* To do: Reproduce the complete listing without any deviation.

* Given records:
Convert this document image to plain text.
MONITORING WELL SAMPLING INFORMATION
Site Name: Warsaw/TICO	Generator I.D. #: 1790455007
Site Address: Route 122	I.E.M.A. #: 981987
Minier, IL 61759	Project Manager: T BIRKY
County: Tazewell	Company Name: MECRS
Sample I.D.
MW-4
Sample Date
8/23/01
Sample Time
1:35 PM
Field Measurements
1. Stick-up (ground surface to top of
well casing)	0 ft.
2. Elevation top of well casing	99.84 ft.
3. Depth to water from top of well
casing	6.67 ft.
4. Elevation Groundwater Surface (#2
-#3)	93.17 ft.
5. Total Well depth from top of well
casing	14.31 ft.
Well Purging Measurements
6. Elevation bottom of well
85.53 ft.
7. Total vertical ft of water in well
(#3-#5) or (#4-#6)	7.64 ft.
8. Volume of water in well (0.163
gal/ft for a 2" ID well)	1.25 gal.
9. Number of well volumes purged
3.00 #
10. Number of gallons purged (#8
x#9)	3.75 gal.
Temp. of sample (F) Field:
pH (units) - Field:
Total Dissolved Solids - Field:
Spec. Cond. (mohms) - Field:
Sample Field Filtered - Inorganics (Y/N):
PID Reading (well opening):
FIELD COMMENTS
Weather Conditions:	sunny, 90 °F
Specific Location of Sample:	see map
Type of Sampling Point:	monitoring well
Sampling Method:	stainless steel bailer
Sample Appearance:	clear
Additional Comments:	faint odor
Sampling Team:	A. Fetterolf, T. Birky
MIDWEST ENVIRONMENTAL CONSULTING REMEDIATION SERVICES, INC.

* Task answer:
Convert this document image to plain text.
MONITORING WELL SAMPLING INFORMATION
Site Name: Warsaw/TICO	Generator I.D. #: 1790455007
Site Address: Route 122	I.E.M.A. #: 981987
Minier, IL 61759	Project Manager: T BIRKY
County: Tazewell	Company Name: MECRS
Sample I.D.
MW-4
Sample Date
8/23/01
Sample Time
1:35 PM
Field Measurements
1. Stick-up (ground surface to top of
well casing)	0 ft.
2. Elevation top of well casing	99.84 ft.
3. Depth to water from top of well
casing	6.67 ft.
4. Elevation Groundwater Surface (#2
-#3)	93.17 ft.
5. Total Well depth from top of well
casing	14.31 ft.
Well Purging Measurements
6. Elevation bottom of well
85.53 ft.
7. Total vertical ft of water in well
(#3-#5) or (#4-#6)	7.64 ft.
8. Volume of water in well (0.163
gal/ft for a 2" ID well)	1.25 gal.
9. Number of well volumes purged
3.00 #
10. Number of gallons purged (#8
x#9)	3.75 gal.
Temp. of sample (F) Field:
pH (units) - Field:
Total Dissolved Solids - Field:
Spec. Cond. (mohms) - Field:
Sample Field Filtered - Inorganics (Y/N):
PID Reading (well opening):
FIELD COMMENTS
Weather Conditions:	sunny, 90 °F
Specific Location of Sample:	see map
Type of Sampling Point:	monitoring well
Sampling Method:	stainless steel bailer
Sample Appearance:	clear
Additional Comments:	faint odor
Sampling Team:	A. Fetterolf, T. Birky
MIDWEST ENVIRONMENTAL CONSULTING REMEDIATION SERVICES, INC.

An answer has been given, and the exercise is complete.